**RECORD EXCERPTS**
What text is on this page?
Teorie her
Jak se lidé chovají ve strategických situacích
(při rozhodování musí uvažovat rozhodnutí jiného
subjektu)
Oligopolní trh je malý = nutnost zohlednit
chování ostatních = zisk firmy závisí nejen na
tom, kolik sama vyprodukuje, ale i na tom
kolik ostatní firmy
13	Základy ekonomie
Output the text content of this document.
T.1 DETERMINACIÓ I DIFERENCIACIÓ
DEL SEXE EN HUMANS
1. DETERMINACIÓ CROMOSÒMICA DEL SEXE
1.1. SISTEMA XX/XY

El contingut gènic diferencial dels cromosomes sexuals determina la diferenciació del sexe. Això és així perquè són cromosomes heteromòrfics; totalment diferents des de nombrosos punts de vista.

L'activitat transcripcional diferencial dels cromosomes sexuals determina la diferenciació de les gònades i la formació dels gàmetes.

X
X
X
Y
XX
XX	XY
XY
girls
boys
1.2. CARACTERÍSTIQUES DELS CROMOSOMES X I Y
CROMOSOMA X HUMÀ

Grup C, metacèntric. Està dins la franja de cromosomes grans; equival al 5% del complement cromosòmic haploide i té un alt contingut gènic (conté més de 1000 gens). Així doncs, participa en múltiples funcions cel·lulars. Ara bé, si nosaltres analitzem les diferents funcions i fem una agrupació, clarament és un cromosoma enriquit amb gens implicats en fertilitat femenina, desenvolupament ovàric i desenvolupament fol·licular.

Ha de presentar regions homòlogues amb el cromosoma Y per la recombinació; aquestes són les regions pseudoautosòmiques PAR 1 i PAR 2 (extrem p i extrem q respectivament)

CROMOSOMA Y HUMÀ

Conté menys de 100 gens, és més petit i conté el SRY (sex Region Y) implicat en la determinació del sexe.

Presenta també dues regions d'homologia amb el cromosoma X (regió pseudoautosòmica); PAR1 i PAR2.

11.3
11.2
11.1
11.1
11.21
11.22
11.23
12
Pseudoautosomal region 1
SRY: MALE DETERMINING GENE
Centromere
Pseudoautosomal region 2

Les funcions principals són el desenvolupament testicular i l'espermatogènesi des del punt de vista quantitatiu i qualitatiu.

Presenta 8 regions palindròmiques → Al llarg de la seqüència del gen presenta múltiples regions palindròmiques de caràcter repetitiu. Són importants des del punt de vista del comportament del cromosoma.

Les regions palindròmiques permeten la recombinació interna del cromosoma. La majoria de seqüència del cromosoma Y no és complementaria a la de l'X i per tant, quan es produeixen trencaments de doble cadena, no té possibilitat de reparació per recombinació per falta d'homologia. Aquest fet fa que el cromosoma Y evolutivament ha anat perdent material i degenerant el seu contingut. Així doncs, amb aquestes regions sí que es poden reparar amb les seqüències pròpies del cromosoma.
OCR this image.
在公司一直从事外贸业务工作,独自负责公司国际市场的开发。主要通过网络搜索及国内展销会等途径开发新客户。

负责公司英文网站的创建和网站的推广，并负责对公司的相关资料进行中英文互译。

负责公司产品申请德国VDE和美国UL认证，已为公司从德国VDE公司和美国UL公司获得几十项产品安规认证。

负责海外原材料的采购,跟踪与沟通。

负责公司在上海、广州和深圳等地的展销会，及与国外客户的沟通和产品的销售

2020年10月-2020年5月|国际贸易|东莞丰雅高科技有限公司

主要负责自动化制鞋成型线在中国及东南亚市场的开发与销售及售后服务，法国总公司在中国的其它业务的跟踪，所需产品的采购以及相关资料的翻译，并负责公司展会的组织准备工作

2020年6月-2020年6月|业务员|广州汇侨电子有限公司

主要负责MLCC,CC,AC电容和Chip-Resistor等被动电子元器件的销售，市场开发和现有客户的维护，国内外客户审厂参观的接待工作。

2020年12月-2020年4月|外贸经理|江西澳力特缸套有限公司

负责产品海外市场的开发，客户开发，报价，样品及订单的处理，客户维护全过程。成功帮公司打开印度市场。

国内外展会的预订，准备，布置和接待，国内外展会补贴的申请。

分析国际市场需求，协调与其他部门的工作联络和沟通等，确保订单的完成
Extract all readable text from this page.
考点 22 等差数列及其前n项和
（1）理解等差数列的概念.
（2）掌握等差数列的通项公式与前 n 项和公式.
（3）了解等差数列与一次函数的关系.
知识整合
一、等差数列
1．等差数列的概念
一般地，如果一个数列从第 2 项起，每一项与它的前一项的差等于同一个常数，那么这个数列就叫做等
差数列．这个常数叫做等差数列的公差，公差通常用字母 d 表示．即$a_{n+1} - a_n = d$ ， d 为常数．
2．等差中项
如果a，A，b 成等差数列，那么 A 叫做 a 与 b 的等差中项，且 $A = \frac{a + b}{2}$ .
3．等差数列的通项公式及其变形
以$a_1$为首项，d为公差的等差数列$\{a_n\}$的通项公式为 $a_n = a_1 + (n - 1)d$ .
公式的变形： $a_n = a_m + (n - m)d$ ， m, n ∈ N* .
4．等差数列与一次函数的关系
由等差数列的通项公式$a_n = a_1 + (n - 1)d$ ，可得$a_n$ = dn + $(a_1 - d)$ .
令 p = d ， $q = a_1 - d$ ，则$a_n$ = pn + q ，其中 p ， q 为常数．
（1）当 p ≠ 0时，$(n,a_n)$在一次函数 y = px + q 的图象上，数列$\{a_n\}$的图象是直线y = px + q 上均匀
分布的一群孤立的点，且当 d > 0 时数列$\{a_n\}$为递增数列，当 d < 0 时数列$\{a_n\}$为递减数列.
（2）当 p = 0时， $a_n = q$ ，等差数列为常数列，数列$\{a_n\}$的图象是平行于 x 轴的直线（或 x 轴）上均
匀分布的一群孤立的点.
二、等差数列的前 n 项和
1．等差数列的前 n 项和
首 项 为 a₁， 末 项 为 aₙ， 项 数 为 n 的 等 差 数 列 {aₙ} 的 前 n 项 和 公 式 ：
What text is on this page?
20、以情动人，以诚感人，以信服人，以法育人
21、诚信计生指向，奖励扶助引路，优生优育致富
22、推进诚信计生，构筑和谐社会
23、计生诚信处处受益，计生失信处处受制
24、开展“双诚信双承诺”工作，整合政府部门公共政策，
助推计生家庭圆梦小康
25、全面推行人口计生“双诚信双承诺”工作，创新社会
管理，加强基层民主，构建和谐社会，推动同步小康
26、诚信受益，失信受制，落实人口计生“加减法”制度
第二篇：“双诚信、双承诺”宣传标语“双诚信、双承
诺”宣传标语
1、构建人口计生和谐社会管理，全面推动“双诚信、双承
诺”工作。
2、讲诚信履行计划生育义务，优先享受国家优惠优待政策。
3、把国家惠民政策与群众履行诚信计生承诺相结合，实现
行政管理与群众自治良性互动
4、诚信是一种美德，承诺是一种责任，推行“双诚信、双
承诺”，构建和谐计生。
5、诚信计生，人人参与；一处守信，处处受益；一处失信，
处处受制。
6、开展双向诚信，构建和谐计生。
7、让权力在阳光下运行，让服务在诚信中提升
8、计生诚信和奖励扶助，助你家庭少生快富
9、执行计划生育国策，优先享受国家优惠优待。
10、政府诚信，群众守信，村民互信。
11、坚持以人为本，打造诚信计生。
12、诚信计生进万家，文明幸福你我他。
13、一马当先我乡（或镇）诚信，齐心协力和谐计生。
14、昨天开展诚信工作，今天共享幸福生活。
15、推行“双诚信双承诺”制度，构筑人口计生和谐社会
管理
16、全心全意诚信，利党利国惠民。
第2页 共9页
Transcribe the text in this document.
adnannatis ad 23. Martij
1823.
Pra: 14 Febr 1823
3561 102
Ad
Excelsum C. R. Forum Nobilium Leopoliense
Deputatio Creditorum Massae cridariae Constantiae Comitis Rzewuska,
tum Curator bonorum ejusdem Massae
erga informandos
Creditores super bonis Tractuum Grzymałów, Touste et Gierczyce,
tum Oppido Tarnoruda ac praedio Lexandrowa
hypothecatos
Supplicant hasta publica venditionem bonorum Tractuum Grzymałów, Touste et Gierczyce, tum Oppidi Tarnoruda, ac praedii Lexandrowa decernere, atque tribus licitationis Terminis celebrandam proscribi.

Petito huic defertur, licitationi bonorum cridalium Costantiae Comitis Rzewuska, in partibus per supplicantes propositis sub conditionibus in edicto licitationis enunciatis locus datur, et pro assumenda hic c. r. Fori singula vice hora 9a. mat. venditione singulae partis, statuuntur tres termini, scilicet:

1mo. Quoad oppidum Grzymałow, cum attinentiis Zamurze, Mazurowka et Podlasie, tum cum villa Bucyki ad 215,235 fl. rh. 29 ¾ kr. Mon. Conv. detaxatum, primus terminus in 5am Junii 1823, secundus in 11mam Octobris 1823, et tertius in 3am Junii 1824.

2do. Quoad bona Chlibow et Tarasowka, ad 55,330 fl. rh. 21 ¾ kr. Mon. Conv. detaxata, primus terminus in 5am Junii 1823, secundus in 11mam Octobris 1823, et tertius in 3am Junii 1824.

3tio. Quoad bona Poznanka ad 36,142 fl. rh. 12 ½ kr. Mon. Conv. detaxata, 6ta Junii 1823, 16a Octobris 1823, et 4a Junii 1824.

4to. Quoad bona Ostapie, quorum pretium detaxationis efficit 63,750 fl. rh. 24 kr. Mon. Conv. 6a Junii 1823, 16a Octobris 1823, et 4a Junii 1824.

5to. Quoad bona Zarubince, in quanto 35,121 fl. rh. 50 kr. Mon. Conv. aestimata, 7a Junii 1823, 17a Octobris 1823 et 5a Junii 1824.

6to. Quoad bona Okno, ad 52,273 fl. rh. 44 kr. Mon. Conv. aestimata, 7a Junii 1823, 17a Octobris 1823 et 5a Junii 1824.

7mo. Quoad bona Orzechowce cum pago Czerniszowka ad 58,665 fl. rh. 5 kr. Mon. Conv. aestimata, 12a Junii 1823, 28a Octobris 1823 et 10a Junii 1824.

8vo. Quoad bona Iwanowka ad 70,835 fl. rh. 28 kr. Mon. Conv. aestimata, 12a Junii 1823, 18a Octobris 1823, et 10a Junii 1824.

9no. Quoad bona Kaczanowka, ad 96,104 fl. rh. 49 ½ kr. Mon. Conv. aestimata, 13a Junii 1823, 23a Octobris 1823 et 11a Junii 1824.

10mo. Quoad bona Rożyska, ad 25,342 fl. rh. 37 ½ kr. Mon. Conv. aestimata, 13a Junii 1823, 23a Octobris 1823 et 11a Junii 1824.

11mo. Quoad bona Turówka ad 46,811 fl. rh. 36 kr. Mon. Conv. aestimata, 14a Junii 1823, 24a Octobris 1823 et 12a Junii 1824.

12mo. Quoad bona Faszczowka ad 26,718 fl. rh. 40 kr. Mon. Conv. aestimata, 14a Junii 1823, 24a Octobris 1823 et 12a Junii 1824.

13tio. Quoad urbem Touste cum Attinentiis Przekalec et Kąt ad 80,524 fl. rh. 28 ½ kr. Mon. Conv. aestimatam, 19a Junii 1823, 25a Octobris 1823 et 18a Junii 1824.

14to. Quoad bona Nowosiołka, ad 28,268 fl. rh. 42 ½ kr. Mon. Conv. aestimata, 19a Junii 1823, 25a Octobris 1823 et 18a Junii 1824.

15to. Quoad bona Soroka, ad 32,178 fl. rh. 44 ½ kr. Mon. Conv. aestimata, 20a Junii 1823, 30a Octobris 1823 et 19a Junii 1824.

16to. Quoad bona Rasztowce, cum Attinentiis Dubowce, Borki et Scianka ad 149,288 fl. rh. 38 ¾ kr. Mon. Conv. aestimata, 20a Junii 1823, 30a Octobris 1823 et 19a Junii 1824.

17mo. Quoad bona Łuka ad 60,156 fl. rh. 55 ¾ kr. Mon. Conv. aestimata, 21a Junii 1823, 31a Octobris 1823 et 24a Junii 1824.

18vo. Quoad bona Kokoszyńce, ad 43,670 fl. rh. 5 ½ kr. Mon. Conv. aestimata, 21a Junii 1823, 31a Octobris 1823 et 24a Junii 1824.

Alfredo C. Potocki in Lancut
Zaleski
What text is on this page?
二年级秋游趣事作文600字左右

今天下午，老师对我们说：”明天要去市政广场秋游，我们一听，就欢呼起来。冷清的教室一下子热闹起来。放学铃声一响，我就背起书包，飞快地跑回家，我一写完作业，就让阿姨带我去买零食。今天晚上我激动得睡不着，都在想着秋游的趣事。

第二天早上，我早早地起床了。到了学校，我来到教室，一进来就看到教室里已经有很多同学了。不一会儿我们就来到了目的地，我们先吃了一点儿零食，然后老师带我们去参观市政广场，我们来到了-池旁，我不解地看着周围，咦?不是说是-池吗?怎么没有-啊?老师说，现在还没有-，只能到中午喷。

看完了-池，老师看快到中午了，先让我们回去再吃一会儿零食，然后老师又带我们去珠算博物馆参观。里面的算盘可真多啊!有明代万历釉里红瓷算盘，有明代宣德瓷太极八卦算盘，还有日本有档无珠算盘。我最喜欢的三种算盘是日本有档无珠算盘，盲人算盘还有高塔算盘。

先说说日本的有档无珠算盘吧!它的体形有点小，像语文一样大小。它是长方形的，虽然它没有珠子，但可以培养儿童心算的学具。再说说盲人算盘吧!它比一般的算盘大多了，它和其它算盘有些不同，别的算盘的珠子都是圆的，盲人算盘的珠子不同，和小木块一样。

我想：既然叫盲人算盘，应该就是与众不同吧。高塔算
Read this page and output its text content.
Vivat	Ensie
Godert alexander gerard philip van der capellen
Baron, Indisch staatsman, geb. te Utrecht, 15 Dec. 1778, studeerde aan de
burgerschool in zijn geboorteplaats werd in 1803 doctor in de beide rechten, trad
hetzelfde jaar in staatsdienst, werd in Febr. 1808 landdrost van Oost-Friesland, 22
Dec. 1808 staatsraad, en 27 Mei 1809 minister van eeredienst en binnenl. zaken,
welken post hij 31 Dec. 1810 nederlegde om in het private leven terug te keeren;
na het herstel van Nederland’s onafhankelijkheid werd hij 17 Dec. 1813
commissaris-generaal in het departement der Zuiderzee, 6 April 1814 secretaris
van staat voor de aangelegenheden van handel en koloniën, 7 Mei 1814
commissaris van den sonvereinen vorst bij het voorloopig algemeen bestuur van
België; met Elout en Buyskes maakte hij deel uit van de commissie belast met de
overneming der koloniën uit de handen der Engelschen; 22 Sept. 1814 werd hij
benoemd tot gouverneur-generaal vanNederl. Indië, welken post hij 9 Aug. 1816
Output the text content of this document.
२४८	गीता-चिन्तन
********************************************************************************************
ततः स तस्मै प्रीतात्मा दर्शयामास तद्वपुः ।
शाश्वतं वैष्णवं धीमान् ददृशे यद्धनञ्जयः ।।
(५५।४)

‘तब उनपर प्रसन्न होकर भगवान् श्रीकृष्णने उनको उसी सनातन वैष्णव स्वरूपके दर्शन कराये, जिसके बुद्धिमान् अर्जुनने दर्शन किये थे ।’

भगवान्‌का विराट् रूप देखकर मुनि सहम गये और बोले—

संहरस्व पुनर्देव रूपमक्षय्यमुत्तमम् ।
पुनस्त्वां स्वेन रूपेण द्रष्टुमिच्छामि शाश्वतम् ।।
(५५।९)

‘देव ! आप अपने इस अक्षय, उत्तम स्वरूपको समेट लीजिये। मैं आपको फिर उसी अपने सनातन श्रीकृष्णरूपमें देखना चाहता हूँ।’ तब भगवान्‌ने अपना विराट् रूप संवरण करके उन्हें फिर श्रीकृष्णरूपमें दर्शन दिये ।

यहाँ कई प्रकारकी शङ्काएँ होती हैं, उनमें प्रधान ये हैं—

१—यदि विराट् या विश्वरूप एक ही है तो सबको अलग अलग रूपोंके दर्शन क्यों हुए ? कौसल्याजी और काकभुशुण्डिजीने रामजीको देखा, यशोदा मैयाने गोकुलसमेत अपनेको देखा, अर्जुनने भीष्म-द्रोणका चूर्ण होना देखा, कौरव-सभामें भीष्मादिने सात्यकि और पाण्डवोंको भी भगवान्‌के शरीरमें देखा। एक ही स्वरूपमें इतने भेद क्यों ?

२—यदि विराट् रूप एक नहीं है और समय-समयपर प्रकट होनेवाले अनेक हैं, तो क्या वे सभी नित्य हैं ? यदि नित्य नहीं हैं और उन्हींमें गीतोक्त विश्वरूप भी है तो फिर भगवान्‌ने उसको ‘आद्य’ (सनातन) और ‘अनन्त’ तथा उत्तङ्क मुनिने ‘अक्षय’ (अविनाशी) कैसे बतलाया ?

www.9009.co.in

**GIVEN PROBLEM**
The answer should be a single number: the count of lines in the data that include the string "post".

**EXPECTED ANSWER**
2